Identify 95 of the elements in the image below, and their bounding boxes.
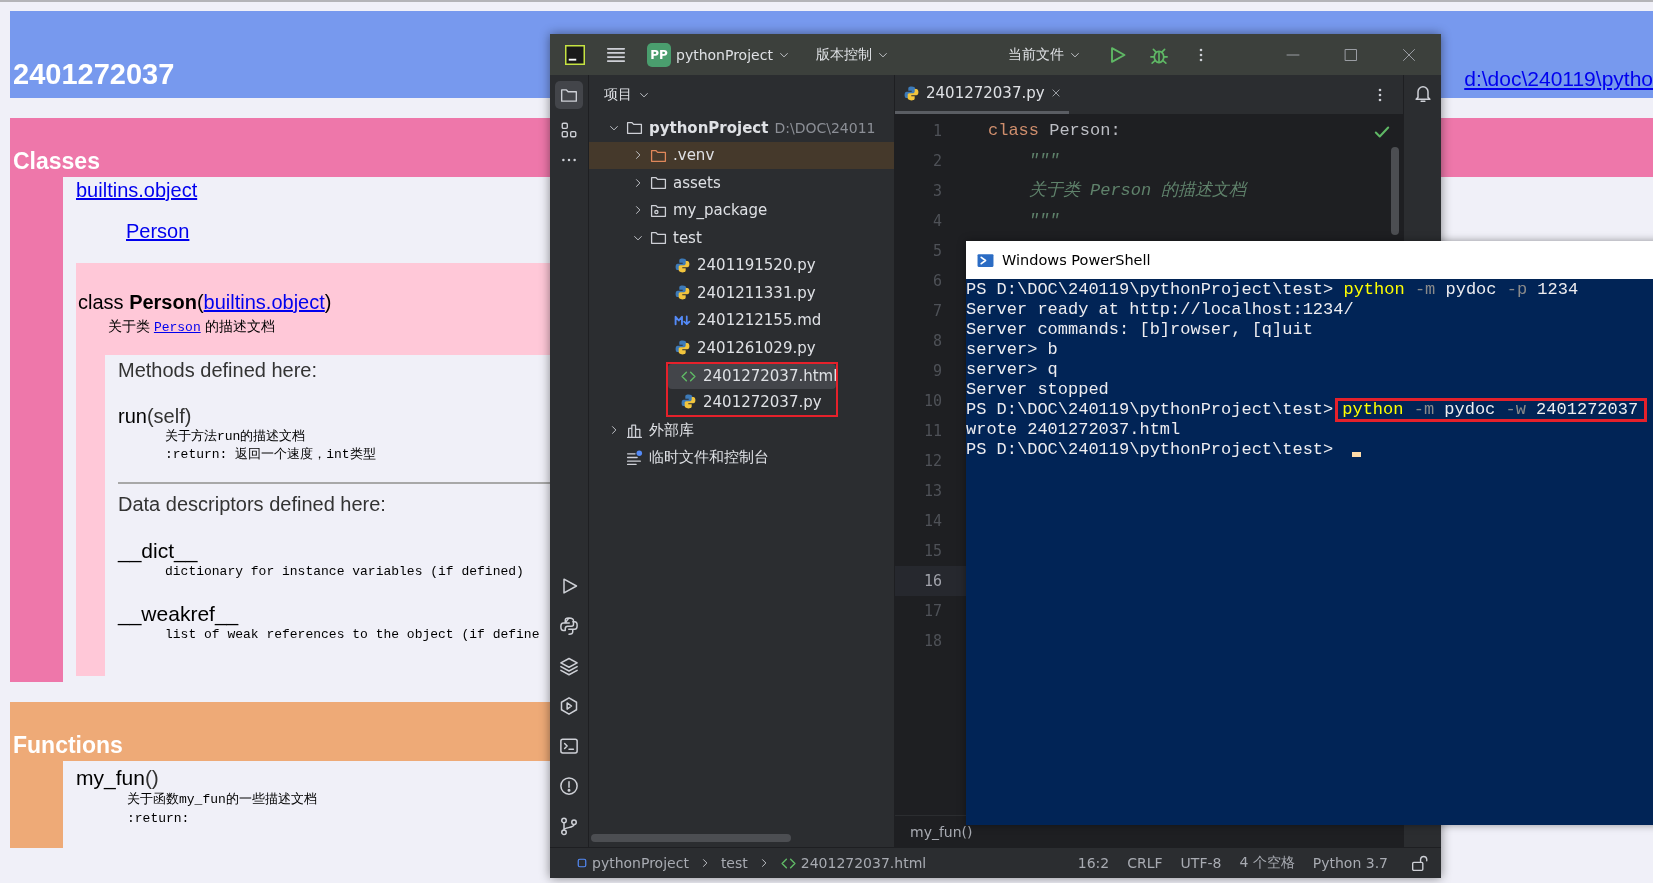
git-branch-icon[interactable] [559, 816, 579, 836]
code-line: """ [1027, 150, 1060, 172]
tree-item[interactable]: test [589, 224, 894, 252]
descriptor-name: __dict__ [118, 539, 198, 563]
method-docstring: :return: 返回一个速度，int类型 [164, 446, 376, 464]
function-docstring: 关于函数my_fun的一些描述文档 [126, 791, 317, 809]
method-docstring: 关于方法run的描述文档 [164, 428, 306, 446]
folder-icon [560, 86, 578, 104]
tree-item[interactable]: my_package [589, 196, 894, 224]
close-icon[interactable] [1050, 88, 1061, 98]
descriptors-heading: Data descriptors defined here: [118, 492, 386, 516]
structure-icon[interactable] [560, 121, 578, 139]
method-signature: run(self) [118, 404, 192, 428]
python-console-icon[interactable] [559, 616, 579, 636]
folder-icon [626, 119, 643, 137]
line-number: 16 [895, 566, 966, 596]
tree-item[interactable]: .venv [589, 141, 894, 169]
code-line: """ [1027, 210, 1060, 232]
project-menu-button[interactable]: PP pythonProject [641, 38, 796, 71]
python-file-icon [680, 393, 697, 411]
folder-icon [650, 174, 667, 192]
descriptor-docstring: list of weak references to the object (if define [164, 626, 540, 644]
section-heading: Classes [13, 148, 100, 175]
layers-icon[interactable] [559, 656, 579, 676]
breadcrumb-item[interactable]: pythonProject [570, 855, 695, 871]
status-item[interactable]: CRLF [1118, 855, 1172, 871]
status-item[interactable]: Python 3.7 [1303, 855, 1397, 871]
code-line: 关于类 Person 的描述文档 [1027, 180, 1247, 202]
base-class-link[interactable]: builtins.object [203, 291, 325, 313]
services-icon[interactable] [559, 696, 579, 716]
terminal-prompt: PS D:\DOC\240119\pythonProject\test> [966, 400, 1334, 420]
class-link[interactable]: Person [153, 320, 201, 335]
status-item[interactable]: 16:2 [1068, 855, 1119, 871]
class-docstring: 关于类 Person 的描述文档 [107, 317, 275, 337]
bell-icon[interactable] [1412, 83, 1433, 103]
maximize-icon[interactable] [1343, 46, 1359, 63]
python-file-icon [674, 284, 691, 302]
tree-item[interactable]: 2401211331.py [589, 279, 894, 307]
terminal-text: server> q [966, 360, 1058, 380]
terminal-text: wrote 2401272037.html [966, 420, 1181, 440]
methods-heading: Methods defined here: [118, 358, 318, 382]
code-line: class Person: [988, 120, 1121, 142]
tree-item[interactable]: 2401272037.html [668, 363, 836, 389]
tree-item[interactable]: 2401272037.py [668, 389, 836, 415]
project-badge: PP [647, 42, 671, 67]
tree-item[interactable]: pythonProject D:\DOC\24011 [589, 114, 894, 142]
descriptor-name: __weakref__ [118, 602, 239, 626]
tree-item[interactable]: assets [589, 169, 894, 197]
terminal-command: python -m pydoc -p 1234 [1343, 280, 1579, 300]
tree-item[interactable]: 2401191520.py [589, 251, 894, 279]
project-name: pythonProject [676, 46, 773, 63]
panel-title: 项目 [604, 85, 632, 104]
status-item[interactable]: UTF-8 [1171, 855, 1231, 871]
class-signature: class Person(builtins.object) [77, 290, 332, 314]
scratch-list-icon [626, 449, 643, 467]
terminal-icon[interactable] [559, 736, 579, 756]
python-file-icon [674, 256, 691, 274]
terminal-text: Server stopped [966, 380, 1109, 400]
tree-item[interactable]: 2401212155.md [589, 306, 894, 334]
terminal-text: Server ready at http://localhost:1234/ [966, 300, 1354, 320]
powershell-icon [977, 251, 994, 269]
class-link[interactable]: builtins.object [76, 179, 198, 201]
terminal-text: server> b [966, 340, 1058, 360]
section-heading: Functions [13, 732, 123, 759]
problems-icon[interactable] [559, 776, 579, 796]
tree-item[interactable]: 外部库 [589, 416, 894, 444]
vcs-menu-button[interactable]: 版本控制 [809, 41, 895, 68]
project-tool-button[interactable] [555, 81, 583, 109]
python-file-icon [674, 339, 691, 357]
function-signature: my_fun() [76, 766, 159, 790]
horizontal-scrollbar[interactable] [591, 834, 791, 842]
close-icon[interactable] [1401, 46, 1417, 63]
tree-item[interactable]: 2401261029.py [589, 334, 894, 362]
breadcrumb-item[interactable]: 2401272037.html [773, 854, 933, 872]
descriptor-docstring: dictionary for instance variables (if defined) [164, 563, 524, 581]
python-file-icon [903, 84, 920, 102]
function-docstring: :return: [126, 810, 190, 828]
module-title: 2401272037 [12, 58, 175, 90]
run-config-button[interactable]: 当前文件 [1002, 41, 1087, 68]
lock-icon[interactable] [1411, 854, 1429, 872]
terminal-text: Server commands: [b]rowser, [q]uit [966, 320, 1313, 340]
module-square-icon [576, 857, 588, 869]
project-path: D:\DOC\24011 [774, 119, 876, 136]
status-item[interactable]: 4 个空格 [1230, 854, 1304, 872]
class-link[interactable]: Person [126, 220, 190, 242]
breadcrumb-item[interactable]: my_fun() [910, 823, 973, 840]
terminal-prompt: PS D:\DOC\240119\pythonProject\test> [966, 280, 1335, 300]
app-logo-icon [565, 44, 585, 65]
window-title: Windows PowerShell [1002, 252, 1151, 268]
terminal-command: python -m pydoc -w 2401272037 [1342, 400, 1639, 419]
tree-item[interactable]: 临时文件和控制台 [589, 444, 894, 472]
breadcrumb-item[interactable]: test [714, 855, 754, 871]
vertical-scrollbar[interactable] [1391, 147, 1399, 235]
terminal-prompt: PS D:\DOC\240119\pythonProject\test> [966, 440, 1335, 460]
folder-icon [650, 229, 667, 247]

__Task requirements__
Reproduce the listing above with "tree-item" substituted by "tree-node" everywhere it occurs, changing nothing else, and omit the picture.

__Answer below__
Identify 95 of the elements in the image below, and their bounding boxes.
git-branch-icon[interactable] [559, 816, 579, 836]
code-line: """ [1027, 150, 1060, 172]
tree-node[interactable]: test [589, 224, 894, 252]
descriptor-name: __dict__ [118, 539, 198, 563]
method-docstring: :return: 返回一个速度，int类型 [164, 446, 376, 464]
function-docstring: 关于函数my_fun的一些描述文档 [126, 791, 317, 809]
method-docstring: 关于方法run的描述文档 [164, 428, 306, 446]
folder-icon [560, 86, 578, 104]
tree-node[interactable]: my_package [589, 196, 894, 224]
close-icon[interactable] [1050, 88, 1061, 98]
descriptors-heading: Data descriptors defined here: [118, 492, 386, 516]
structure-icon[interactable] [560, 121, 578, 139]
method-signature: run(self) [118, 404, 192, 428]
python-console-icon[interactable] [559, 616, 579, 636]
folder-icon [626, 119, 643, 137]
line-number: 16 [895, 566, 966, 596]
tree-node[interactable]: .venv [589, 141, 894, 169]
code-line: """ [1027, 210, 1060, 232]
project-menu-button[interactable]: PP pythonProject [641, 38, 796, 71]
python-file-icon [680, 393, 697, 411]
folder-icon [650, 174, 667, 192]
descriptor-docstring: list of weak references to the object (if define [164, 626, 540, 644]
section-heading: Classes [13, 148, 100, 175]
layers-icon[interactable] [559, 656, 579, 676]
breadcrumb-item[interactable]: pythonProject [570, 855, 695, 871]
status-item[interactable]: CRLF [1118, 855, 1172, 871]
status-item[interactable]: Python 3.7 [1303, 855, 1397, 871]
code-line: 关于类 Person 的描述文档 [1027, 180, 1247, 202]
base-class-link[interactable]: builtins.object [203, 291, 325, 313]
services-icon[interactable] [559, 696, 579, 716]
terminal-prompt: PS D:\DOC\240119\pythonProject\test> [966, 400, 1334, 420]
class-link[interactable]: Person [153, 320, 201, 335]
status-item[interactable]: 16:2 [1068, 855, 1119, 871]
class-docstring: 关于类 Person 的描述文档 [107, 317, 275, 337]
bell-icon[interactable] [1412, 83, 1433, 103]
maximize-icon[interactable] [1343, 46, 1359, 63]
python-file-icon [674, 284, 691, 302]
tree-node[interactable]: 2401211331.py [589, 279, 894, 307]
terminal-text: server> q [966, 360, 1058, 380]
terminal-text: wrote 2401272037.html [966, 420, 1181, 440]
methods-heading: Methods defined here: [118, 358, 318, 382]
code-line: class Person: [988, 120, 1121, 142]
tree-node[interactable]: 2401272037.html [668, 363, 836, 389]
tree-node[interactable]: 2401272037.py [668, 389, 836, 415]
project-badge: PP [647, 42, 671, 67]
tree-node[interactable]: pythonProject D:\DOC\24011 [589, 114, 894, 142]
descriptor-name: __weakref__ [118, 602, 239, 626]
tree-node[interactable]: assets [589, 169, 894, 197]
terminal-command: python -m pydoc -p 1234 [1343, 280, 1579, 300]
tree-node[interactable]: 2401191520.py [589, 251, 894, 279]
project-name: pythonProject [676, 46, 773, 63]
panel-title: 项目 [604, 85, 632, 104]
status-item[interactable]: UTF-8 [1171, 855, 1231, 871]
class-signature: class Person(builtins.object) [77, 290, 332, 314]
scratch-list-icon [626, 449, 643, 467]
terminal-icon[interactable] [559, 736, 579, 756]
python-file-icon [674, 256, 691, 274]
terminal-text: Server stopped [966, 380, 1109, 400]
tree-node[interactable]: 2401212155.md [589, 306, 894, 334]
terminal-text: Server ready at http://localhost:1234/ [966, 300, 1354, 320]
powershell-icon [977, 251, 994, 269]
class-link[interactable]: builtins.object [76, 179, 198, 201]
terminal-text: server> b [966, 340, 1058, 360]
section-heading: Functions [13, 732, 123, 759]
problems-icon[interactable] [559, 776, 579, 796]
tree-node[interactable]: 外部库 [589, 416, 894, 444]
vcs-menu-button[interactable]: 版本控制 [809, 41, 895, 68]
project-tool-button[interactable] [555, 81, 583, 109]
python-file-icon [674, 339, 691, 357]
function-signature: my_fun() [76, 766, 159, 790]
horizontal-scrollbar[interactable] [591, 834, 791, 842]
close-icon[interactable] [1401, 46, 1417, 63]
tree-node[interactable]: 2401261029.py [589, 334, 894, 362]
breadcrumb-item[interactable]: 2401272037.html [773, 854, 933, 872]
descriptor-docstring: dictionary for instance variables (if defined) [164, 563, 524, 581]
python-file-icon [903, 84, 920, 102]
function-docstring: :return: [126, 810, 190, 828]
module-title: 2401272037 [12, 58, 175, 90]
run-config-button[interactable]: 当前文件 [1002, 41, 1087, 68]
lock-icon[interactable] [1411, 854, 1429, 872]
terminal-text: Server commands: [b]rowser, [q]uit [966, 320, 1313, 340]
module-square-icon [576, 857, 588, 869]
project-path: D:\DOC\24011 [774, 119, 876, 136]
status-item[interactable]: 4 个空格 [1230, 854, 1304, 872]
class-link[interactable]: Person [126, 220, 190, 242]
breadcrumb-item[interactable]: my_fun() [910, 823, 973, 840]
terminal-prompt: PS D:\DOC\240119\pythonProject\test> [966, 280, 1335, 300]
app-logo-icon [565, 44, 585, 65]
window-title: Windows PowerShell [1002, 252, 1151, 268]
terminal-command: python -m pydoc -w 2401272037 [1342, 400, 1639, 419]
tree-node[interactable]: 临时文件和控制台 [589, 444, 894, 472]
breadcrumb-item[interactable]: test [714, 855, 754, 871]
vertical-scrollbar[interactable] [1391, 147, 1399, 235]
terminal-prompt: PS D:\DOC\240119\pythonProject\test> [966, 440, 1335, 460]
folder-icon [650, 229, 667, 247]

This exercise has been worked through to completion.